**Data to use:**
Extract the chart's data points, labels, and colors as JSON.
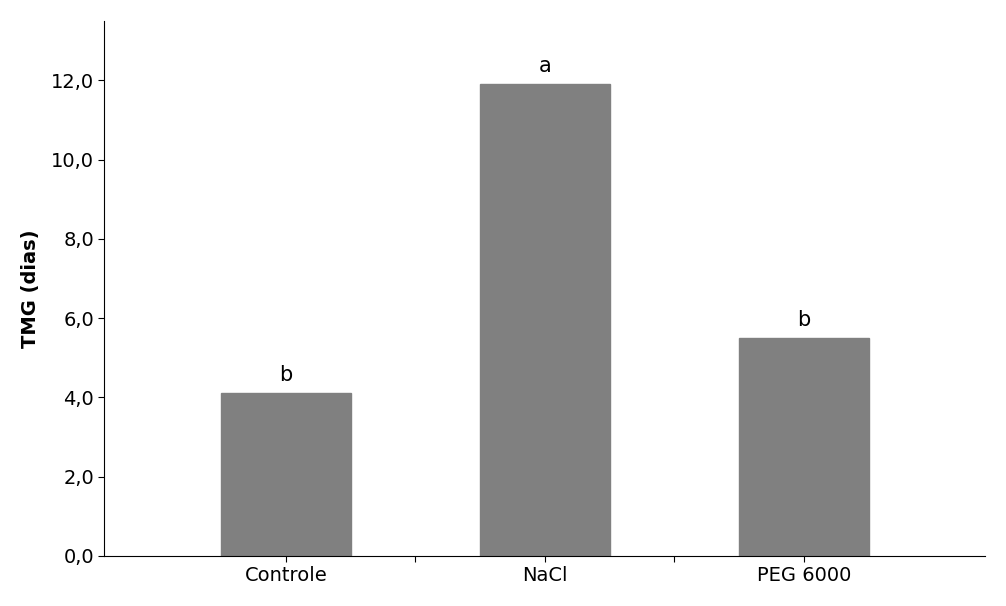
{
  "categories": [
    "Controle",
    "NaCl",
    "PEG 6000"
  ],
  "values": [
    4.1,
    11.9,
    5.5
  ],
  "labels": [
    "b",
    "a",
    "b"
  ],
  "bar_color": "#808080",
  "bar_width": 0.5,
  "ylabel": "TMG (dias)",
  "ylim": [
    0,
    13.5
  ],
  "yticks": [
    0.0,
    2.0,
    4.0,
    6.0,
    8.0,
    10.0,
    12.0
  ],
  "ytick_labels": [
    "0,0",
    "2,0",
    "4,0",
    "6,0",
    "8,0",
    "10,0",
    "12,0"
  ],
  "background_color": "#ffffff",
  "tick_fontsize": 14,
  "ylabel_fontsize": 14,
  "annotation_fontsize": 15,
  "xtick_fontsize": 14,
  "figsize": [
    10.06,
    6.06
  ],
  "dpi": 100
}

**Exercise instructions:**
All the lines above are to be given again exactly as they read, with the pictures removed.

**Final result:**
Extract the chart's data points, labels, and colors as JSON.
{
  "categories": [
    "Controle",
    "NaCl",
    "PEG 6000"
  ],
  "values": [
    4.1,
    11.9,
    5.5
  ],
  "labels": [
    "b",
    "a",
    "b"
  ],
  "bar_color": "#808080",
  "bar_width": 0.5,
  "ylabel": "TMG (dias)",
  "ylim": [
    0,
    13.5
  ],
  "yticks": [
    0.0,
    2.0,
    4.0,
    6.0,
    8.0,
    10.0,
    12.0
  ],
  "ytick_labels": [
    "0,0",
    "2,0",
    "4,0",
    "6,0",
    "8,0",
    "10,0",
    "12,0"
  ],
  "background_color": "#ffffff",
  "tick_fontsize": 14,
  "ylabel_fontsize": 14,
  "annotation_fontsize": 15,
  "xtick_fontsize": 14,
  "figsize": [
    10.06,
    6.06
  ],
  "dpi": 100
}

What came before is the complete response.